--- Dataset entries Enclosed Below ---
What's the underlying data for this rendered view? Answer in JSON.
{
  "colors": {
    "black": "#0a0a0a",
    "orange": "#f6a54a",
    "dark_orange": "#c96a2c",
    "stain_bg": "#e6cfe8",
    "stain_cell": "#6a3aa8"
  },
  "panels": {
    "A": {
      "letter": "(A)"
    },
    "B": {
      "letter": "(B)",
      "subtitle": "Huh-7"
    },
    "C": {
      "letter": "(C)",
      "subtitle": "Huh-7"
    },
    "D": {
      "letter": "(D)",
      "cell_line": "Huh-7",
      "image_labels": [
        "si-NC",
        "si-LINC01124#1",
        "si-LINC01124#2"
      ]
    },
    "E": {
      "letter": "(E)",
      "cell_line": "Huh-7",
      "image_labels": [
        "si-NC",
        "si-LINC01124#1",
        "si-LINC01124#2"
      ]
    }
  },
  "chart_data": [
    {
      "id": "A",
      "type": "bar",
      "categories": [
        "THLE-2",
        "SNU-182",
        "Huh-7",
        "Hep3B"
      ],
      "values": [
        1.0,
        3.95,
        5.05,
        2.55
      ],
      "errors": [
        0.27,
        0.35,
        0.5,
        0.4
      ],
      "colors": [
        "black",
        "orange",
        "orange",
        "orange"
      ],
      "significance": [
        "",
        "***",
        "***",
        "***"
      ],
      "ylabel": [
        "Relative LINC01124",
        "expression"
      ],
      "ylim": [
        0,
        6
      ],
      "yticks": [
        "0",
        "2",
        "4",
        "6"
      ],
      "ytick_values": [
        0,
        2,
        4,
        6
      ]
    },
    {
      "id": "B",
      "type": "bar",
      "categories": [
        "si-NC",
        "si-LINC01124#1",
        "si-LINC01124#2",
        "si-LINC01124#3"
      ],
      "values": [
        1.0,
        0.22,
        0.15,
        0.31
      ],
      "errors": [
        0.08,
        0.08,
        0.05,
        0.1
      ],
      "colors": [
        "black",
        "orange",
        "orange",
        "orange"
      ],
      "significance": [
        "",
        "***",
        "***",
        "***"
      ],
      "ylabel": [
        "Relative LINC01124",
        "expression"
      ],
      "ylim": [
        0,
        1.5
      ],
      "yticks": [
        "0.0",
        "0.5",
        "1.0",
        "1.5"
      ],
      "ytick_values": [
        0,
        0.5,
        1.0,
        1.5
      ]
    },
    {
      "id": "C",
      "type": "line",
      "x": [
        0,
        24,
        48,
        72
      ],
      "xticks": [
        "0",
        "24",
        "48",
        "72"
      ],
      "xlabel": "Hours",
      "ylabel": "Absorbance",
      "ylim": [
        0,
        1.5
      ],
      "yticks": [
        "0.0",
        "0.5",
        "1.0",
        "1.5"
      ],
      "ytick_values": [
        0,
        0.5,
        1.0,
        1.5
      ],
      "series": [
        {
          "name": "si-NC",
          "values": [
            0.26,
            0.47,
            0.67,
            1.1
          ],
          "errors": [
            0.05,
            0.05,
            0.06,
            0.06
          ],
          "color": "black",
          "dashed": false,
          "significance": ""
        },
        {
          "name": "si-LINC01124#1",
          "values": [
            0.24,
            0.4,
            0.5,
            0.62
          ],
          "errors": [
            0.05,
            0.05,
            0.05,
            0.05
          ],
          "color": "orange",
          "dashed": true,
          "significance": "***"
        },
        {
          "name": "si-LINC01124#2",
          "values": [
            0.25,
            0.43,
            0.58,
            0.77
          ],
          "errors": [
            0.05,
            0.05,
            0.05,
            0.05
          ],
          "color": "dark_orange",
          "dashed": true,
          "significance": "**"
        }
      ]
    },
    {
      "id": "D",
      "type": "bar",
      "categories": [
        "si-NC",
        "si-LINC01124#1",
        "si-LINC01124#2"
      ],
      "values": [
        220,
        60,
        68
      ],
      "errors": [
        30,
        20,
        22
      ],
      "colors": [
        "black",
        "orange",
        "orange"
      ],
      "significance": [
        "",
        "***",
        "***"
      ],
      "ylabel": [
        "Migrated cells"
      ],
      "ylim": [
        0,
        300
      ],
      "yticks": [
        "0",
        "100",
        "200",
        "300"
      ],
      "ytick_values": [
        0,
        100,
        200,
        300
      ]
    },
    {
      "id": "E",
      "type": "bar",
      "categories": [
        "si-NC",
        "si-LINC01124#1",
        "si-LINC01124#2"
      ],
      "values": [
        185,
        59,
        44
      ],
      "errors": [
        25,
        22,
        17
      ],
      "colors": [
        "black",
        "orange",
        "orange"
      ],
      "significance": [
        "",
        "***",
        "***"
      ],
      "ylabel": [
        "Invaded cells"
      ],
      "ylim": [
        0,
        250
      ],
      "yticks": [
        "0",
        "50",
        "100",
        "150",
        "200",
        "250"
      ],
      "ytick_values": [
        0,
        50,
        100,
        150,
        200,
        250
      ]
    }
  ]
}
--- End of Enclosed Dataset entries ---
● **Your objective**: Wherever a line of the data holds "name", copy that line.

● **Answer for this exercise**:
          "name": "si-NC",
          "name": "si-LINC01124#1",
          "name": "si-LINC01124#2",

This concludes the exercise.